- [DESCRIPTION OF THE TASK] What you return should match every record exactly, with the images removed.

——

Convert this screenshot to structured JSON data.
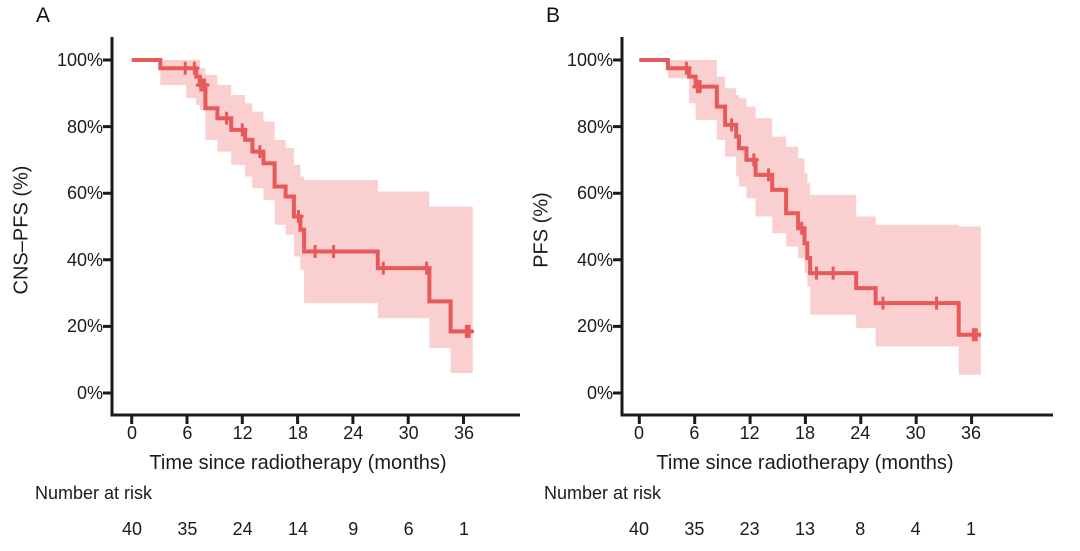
{
  "style": {
    "curve_color": "#e85a5a",
    "band_color": "#f9cfd0",
    "axis_color": "#1a1a1a",
    "text_color": "#1b1b1b",
    "background": "#ffffff"
  },
  "chart_data": [
    {
      "panel": "A",
      "type": "line",
      "subtype": "kaplan-meier-step-curve-with-ci-band",
      "ylabel": "CNS–PFS (%)",
      "xlabel": "Time since radiotherapy (months)",
      "xlim": [
        0,
        42
      ],
      "ylim": [
        0,
        100
      ],
      "grid": false,
      "legend": false,
      "x_ticks": [
        0,
        6,
        12,
        18,
        24,
        30,
        36
      ],
      "y_tick_labels": [
        "100%",
        "80%",
        "60%",
        "40%",
        "20%",
        "0%"
      ],
      "y_ticks_pct": [
        100,
        80,
        60,
        40,
        20,
        0
      ],
      "end_t": 37.0,
      "steps_t_pct": [
        [
          0,
          100
        ],
        [
          3.1,
          97.5
        ],
        [
          7.0,
          95
        ],
        [
          7.4,
          92.5
        ],
        [
          8.0,
          85.5
        ],
        [
          9.3,
          82.5
        ],
        [
          10.8,
          79
        ],
        [
          12.3,
          76
        ],
        [
          13.1,
          72.5
        ],
        [
          14.3,
          69
        ],
        [
          15.5,
          62
        ],
        [
          16.7,
          59
        ],
        [
          17.6,
          53
        ],
        [
          18.3,
          49
        ],
        [
          18.7,
          42.5
        ],
        [
          26.7,
          37.5
        ],
        [
          32.3,
          27.5
        ],
        [
          34.6,
          18.5
        ]
      ],
      "censor_marks_t_pct": [
        [
          5.8,
          97.5
        ],
        [
          6.8,
          97.5
        ],
        [
          7.5,
          92.5
        ],
        [
          7.7,
          92.5
        ],
        [
          7.9,
          92.5
        ],
        [
          10.3,
          82.5
        ],
        [
          12.0,
          79
        ],
        [
          13.9,
          72.5
        ],
        [
          18.1,
          53
        ],
        [
          19.9,
          42.5
        ],
        [
          21.9,
          42.5
        ],
        [
          27.3,
          37.5
        ],
        [
          32.0,
          37.5
        ],
        [
          36.3,
          18.5
        ],
        [
          36.6,
          18.5
        ]
      ],
      "ci_band_t_hi_lo": [
        [
          3.1,
          100,
          92.5
        ],
        [
          5.9,
          100,
          88.5
        ],
        [
          7.0,
          100,
          86.5
        ],
        [
          7.4,
          97.5,
          85
        ],
        [
          8.0,
          95.5,
          76
        ],
        [
          9.3,
          92.5,
          72.5
        ],
        [
          10.8,
          89.5,
          68.5
        ],
        [
          12.3,
          87,
          65
        ],
        [
          13.1,
          84.5,
          61.5
        ],
        [
          14.3,
          81.5,
          58
        ],
        [
          15.5,
          76,
          50.5
        ],
        [
          16.7,
          73.5,
          47.5
        ],
        [
          17.6,
          68.5,
          41
        ],
        [
          18.3,
          65,
          37
        ],
        [
          18.7,
          64,
          27
        ],
        [
          26.7,
          60.5,
          22.5
        ],
        [
          32.3,
          56,
          13.5
        ],
        [
          34.6,
          56,
          6
        ]
      ],
      "number_at_risk": {
        "label": "Number at risk",
        "times": [
          0,
          6,
          12,
          18,
          24,
          30,
          36
        ],
        "counts": [
          40,
          35,
          24,
          14,
          9,
          6,
          1
        ]
      }
    },
    {
      "panel": "B",
      "type": "line",
      "subtype": "kaplan-meier-step-curve-with-ci-band",
      "ylabel": "PFS (%)",
      "xlabel": "Time since radiotherapy (months)",
      "xlim": [
        0,
        42
      ],
      "ylim": [
        0,
        100
      ],
      "grid": false,
      "legend": false,
      "x_ticks": [
        0,
        6,
        12,
        18,
        24,
        30,
        36
      ],
      "y_tick_labels": [
        "100%",
        "80%",
        "60%",
        "40%",
        "20%",
        "0%"
      ],
      "y_ticks_pct": [
        100,
        80,
        60,
        40,
        20,
        0
      ],
      "end_t": 37.0,
      "steps_t_pct": [
        [
          0,
          100
        ],
        [
          3.1,
          97.5
        ],
        [
          5.4,
          95
        ],
        [
          6.1,
          92
        ],
        [
          8.4,
          86
        ],
        [
          9.3,
          80.5
        ],
        [
          10.5,
          77
        ],
        [
          10.8,
          73.5
        ],
        [
          11.6,
          70
        ],
        [
          12.6,
          65.5
        ],
        [
          14.4,
          61
        ],
        [
          15.9,
          54
        ],
        [
          17.2,
          49.5
        ],
        [
          17.9,
          45
        ],
        [
          18.2,
          40.5
        ],
        [
          18.5,
          36
        ],
        [
          23.5,
          31.5
        ],
        [
          25.6,
          27
        ],
        [
          34.6,
          17.5
        ]
      ],
      "censor_marks_t_pct": [
        [
          5.1,
          97.5
        ],
        [
          6.3,
          92
        ],
        [
          6.6,
          92
        ],
        [
          10.0,
          80.5
        ],
        [
          12.4,
          70
        ],
        [
          14.0,
          65.5
        ],
        [
          17.6,
          49.5
        ],
        [
          19.2,
          36
        ],
        [
          21.0,
          36
        ],
        [
          26.4,
          27
        ],
        [
          32.2,
          27
        ],
        [
          36.2,
          17.5
        ],
        [
          36.5,
          17.5
        ]
      ],
      "ci_band_t_hi_lo": [
        [
          3.1,
          100,
          94.5
        ],
        [
          5.4,
          100,
          87
        ],
        [
          6.1,
          100,
          82
        ],
        [
          8.4,
          95,
          76
        ],
        [
          9.3,
          91.5,
          71
        ],
        [
          10.5,
          89.5,
          65
        ],
        [
          10.8,
          88.5,
          62
        ],
        [
          11.6,
          86,
          58.5
        ],
        [
          12.6,
          82.5,
          53
        ],
        [
          14.4,
          77,
          48
        ],
        [
          15.9,
          74,
          44
        ],
        [
          17.2,
          70.5,
          40.5
        ],
        [
          17.9,
          66,
          36
        ],
        [
          18.2,
          63,
          32
        ],
        [
          18.5,
          59.5,
          23.5
        ],
        [
          23.5,
          53,
          19.5
        ],
        [
          25.6,
          50.5,
          14
        ],
        [
          34.6,
          50,
          5.5
        ]
      ],
      "number_at_risk": {
        "label": "Number at risk",
        "times": [
          0,
          6,
          12,
          18,
          24,
          30,
          36
        ],
        "counts": [
          40,
          35,
          23,
          13,
          8,
          4,
          1
        ]
      }
    }
  ]
}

——

- [EXERCISE SOLUTION]
Convert this screenshot to structured JSON data.
{
  "style": {
    "curve_color": "#e85a5a",
    "band_color": "#f9cfd0",
    "axis_color": "#1a1a1a",
    "text_color": "#1b1b1b",
    "background": "#ffffff"
  },
  "chart_data": [
    {
      "panel": "A",
      "type": "line",
      "subtype": "kaplan-meier-step-curve-with-ci-band",
      "ylabel": "CNS–PFS (%)",
      "xlabel": "Time since radiotherapy (months)",
      "xlim": [
        0,
        42
      ],
      "ylim": [
        0,
        100
      ],
      "grid": false,
      "legend": false,
      "x_ticks": [
        0,
        6,
        12,
        18,
        24,
        30,
        36
      ],
      "y_tick_labels": [
        "100%",
        "80%",
        "60%",
        "40%",
        "20%",
        "0%"
      ],
      "y_ticks_pct": [
        100,
        80,
        60,
        40,
        20,
        0
      ],
      "end_t": 37.0,
      "steps_t_pct": [
        [
          0,
          100
        ],
        [
          3.1,
          97.5
        ],
        [
          7.0,
          95
        ],
        [
          7.4,
          92.5
        ],
        [
          8.0,
          85.5
        ],
        [
          9.3,
          82.5
        ],
        [
          10.8,
          79
        ],
        [
          12.3,
          76
        ],
        [
          13.1,
          72.5
        ],
        [
          14.3,
          69
        ],
        [
          15.5,
          62
        ],
        [
          16.7,
          59
        ],
        [
          17.6,
          53
        ],
        [
          18.3,
          49
        ],
        [
          18.7,
          42.5
        ],
        [
          26.7,
          37.5
        ],
        [
          32.3,
          27.5
        ],
        [
          34.6,
          18.5
        ]
      ],
      "censor_marks_t_pct": [
        [
          5.8,
          97.5
        ],
        [
          6.8,
          97.5
        ],
        [
          7.5,
          92.5
        ],
        [
          7.7,
          92.5
        ],
        [
          7.9,
          92.5
        ],
        [
          10.3,
          82.5
        ],
        [
          12.0,
          79
        ],
        [
          13.9,
          72.5
        ],
        [
          18.1,
          53
        ],
        [
          19.9,
          42.5
        ],
        [
          21.9,
          42.5
        ],
        [
          27.3,
          37.5
        ],
        [
          32.0,
          37.5
        ],
        [
          36.3,
          18.5
        ],
        [
          36.6,
          18.5
        ]
      ],
      "ci_band_t_hi_lo": [
        [
          3.1,
          100,
          92.5
        ],
        [
          5.9,
          100,
          88.5
        ],
        [
          7.0,
          100,
          86.5
        ],
        [
          7.4,
          97.5,
          85
        ],
        [
          8.0,
          95.5,
          76
        ],
        [
          9.3,
          92.5,
          72.5
        ],
        [
          10.8,
          89.5,
          68.5
        ],
        [
          12.3,
          87,
          65
        ],
        [
          13.1,
          84.5,
          61.5
        ],
        [
          14.3,
          81.5,
          58
        ],
        [
          15.5,
          76,
          50.5
        ],
        [
          16.7,
          73.5,
          47.5
        ],
        [
          17.6,
          68.5,
          41
        ],
        [
          18.3,
          65,
          37
        ],
        [
          18.7,
          64,
          27
        ],
        [
          26.7,
          60.5,
          22.5
        ],
        [
          32.3,
          56,
          13.5
        ],
        [
          34.6,
          56,
          6
        ]
      ],
      "number_at_risk": {
        "label": "Number at risk",
        "times": [
          0,
          6,
          12,
          18,
          24,
          30,
          36
        ],
        "counts": [
          40,
          35,
          24,
          14,
          9,
          6,
          1
        ]
      }
    },
    {
      "panel": "B",
      "type": "line",
      "subtype": "kaplan-meier-step-curve-with-ci-band",
      "ylabel": "PFS (%)",
      "xlabel": "Time since radiotherapy (months)",
      "xlim": [
        0,
        42
      ],
      "ylim": [
        0,
        100
      ],
      "grid": false,
      "legend": false,
      "x_ticks": [
        0,
        6,
        12,
        18,
        24,
        30,
        36
      ],
      "y_tick_labels": [
        "100%",
        "80%",
        "60%",
        "40%",
        "20%",
        "0%"
      ],
      "y_ticks_pct": [
        100,
        80,
        60,
        40,
        20,
        0
      ],
      "end_t": 37.0,
      "steps_t_pct": [
        [
          0,
          100
        ],
        [
          3.1,
          97.5
        ],
        [
          5.4,
          95
        ],
        [
          6.1,
          92
        ],
        [
          8.4,
          86
        ],
        [
          9.3,
          80.5
        ],
        [
          10.5,
          77
        ],
        [
          10.8,
          73.5
        ],
        [
          11.6,
          70
        ],
        [
          12.6,
          65.5
        ],
        [
          14.4,
          61
        ],
        [
          15.9,
          54
        ],
        [
          17.2,
          49.5
        ],
        [
          17.9,
          45
        ],
        [
          18.2,
          40.5
        ],
        [
          18.5,
          36
        ],
        [
          23.5,
          31.5
        ],
        [
          25.6,
          27
        ],
        [
          34.6,
          17.5
        ]
      ],
      "censor_marks_t_pct": [
        [
          5.1,
          97.5
        ],
        [
          6.3,
          92
        ],
        [
          6.6,
          92
        ],
        [
          10.0,
          80.5
        ],
        [
          12.4,
          70
        ],
        [
          14.0,
          65.5
        ],
        [
          17.6,
          49.5
        ],
        [
          19.2,
          36
        ],
        [
          21.0,
          36
        ],
        [
          26.4,
          27
        ],
        [
          32.2,
          27
        ],
        [
          36.2,
          17.5
        ],
        [
          36.5,
          17.5
        ]
      ],
      "ci_band_t_hi_lo": [
        [
          3.1,
          100,
          94.5
        ],
        [
          5.4,
          100,
          87
        ],
        [
          6.1,
          100,
          82
        ],
        [
          8.4,
          95,
          76
        ],
        [
          9.3,
          91.5,
          71
        ],
        [
          10.5,
          89.5,
          65
        ],
        [
          10.8,
          88.5,
          62
        ],
        [
          11.6,
          86,
          58.5
        ],
        [
          12.6,
          82.5,
          53
        ],
        [
          14.4,
          77,
          48
        ],
        [
          15.9,
          74,
          44
        ],
        [
          17.2,
          70.5,
          40.5
        ],
        [
          17.9,
          66,
          36
        ],
        [
          18.2,
          63,
          32
        ],
        [
          18.5,
          59.5,
          23.5
        ],
        [
          23.5,
          53,
          19.5
        ],
        [
          25.6,
          50.5,
          14
        ],
        [
          34.6,
          50,
          5.5
        ]
      ],
      "number_at_risk": {
        "label": "Number at risk",
        "times": [
          0,
          6,
          12,
          18,
          24,
          30,
          36
        ],
        "counts": [
          40,
          35,
          23,
          13,
          8,
          4,
          1
        ]
      }
    }
  ]
}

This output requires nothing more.